**SUPPLIED RECORDS:**
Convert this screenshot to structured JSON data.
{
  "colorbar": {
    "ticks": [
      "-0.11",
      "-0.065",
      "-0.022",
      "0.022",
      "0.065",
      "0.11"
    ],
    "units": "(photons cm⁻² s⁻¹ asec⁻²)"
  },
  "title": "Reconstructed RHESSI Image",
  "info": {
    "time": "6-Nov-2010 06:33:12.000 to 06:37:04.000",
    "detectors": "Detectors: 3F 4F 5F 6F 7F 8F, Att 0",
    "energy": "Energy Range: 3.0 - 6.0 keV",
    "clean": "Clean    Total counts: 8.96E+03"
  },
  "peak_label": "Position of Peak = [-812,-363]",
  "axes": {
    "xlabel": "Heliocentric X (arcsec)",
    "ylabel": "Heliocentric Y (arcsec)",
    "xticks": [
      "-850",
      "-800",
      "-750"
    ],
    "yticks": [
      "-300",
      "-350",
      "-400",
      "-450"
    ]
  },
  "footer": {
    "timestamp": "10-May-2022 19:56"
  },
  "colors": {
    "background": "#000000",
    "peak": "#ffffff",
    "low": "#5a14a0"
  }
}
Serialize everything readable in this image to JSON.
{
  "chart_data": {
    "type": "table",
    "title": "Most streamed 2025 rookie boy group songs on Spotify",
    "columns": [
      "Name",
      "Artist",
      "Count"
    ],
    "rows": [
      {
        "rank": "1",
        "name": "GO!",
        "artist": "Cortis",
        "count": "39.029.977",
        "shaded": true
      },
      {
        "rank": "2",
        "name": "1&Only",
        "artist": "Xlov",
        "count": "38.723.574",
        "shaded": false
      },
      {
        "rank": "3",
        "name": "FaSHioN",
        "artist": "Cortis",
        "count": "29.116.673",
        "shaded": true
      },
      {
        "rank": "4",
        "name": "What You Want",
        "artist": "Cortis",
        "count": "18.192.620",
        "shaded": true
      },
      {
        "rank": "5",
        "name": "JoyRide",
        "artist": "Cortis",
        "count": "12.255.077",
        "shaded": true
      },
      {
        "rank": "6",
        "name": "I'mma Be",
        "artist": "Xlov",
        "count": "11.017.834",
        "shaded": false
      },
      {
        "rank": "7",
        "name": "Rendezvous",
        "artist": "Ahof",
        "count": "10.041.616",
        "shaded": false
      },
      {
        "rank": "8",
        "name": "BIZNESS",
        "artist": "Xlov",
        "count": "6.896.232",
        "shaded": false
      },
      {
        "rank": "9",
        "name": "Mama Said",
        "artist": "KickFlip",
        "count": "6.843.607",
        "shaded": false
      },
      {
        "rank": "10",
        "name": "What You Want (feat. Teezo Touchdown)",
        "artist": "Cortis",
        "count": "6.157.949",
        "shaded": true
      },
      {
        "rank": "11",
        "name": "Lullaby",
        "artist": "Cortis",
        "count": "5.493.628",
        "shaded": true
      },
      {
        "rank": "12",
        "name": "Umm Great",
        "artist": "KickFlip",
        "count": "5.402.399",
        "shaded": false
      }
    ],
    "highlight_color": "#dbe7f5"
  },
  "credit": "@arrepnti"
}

**TASK INSTRUCTIONS:**
Write the listing out again, exactly as shown above.

**EXERCISE ANSWER:**
Convert this screenshot to structured JSON data.
{
  "colorbar": {
    "ticks": [
      "-0.11",
      "-0.065",
      "-0.022",
      "0.022",
      "0.065",
      "0.11"
    ],
    "units": "(photons cm⁻² s⁻¹ asec⁻²)"
  },
  "title": "Reconstructed RHESSI Image",
  "info": {
    "time": "6-Nov-2010 06:33:12.000 to 06:37:04.000",
    "detectors": "Detectors: 3F 4F 5F 6F 7F 8F, Att 0",
    "energy": "Energy Range: 3.0 - 6.0 keV",
    "clean": "Clean    Total counts: 8.96E+03"
  },
  "peak_label": "Position of Peak = [-812,-363]",
  "axes": {
    "xlabel": "Heliocentric X (arcsec)",
    "ylabel": "Heliocentric Y (arcsec)",
    "xticks": [
      "-850",
      "-800",
      "-750"
    ],
    "yticks": [
      "-300",
      "-350",
      "-400",
      "-450"
    ]
  },
  "footer": {
    "timestamp": "10-May-2022 19:56"
  },
  "colors": {
    "background": "#000000",
    "peak": "#ffffff",
    "low": "#5a14a0"
  }
}
Serialize everything readable in this image to JSON.
{
  "chart_data": {
    "type": "table",
    "title": "Most streamed 2025 rookie boy group songs on Spotify",
    "columns": [
      "Name",
      "Artist",
      "Count"
    ],
    "rows": [
      {
        "rank": "1",
        "name": "GO!",
        "artist": "Cortis",
        "count": "39.029.977",
        "shaded": true
      },
      {
        "rank": "2",
        "name": "1&Only",
        "artist": "Xlov",
        "count": "38.723.574",
        "shaded": false
      },
      {
        "rank": "3",
        "name": "FaSHioN",
        "artist": "Cortis",
        "count": "29.116.673",
        "shaded": true
      },
      {
        "rank": "4",
        "name": "What You Want",
        "artist": "Cortis",
        "count": "18.192.620",
        "shaded": true
      },
      {
        "rank": "5",
        "name": "JoyRide",
        "artist": "Cortis",
        "count": "12.255.077",
        "shaded": true
      },
      {
        "rank": "6",
        "name": "I'mma Be",
        "artist": "Xlov",
        "count": "11.017.834",
        "shaded": false
      },
      {
        "rank": "7",
        "name": "Rendezvous",
        "artist": "Ahof",
        "count": "10.041.616",
        "shaded": false
      },
      {
        "rank": "8",
        "name": "BIZNESS",
        "artist": "Xlov",
        "count": "6.896.232",
        "shaded": false
      },
      {
        "rank": "9",
        "name": "Mama Said",
        "artist": "KickFlip",
        "count": "6.843.607",
        "shaded": false
      },
      {
        "rank": "10",
        "name": "What You Want (feat. Teezo Touchdown)",
        "artist": "Cortis",
        "count": "6.157.949",
        "shaded": true
      },
      {
        "rank": "11",
        "name": "Lullaby",
        "artist": "Cortis",
        "count": "5.493.628",
        "shaded": true
      },
      {
        "rank": "12",
        "name": "Umm Great",
        "artist": "KickFlip",
        "count": "5.402.399",
        "shaded": false
      }
    ],
    "highlight_color": "#dbe7f5"
  },
  "credit": "@arrepnti"
}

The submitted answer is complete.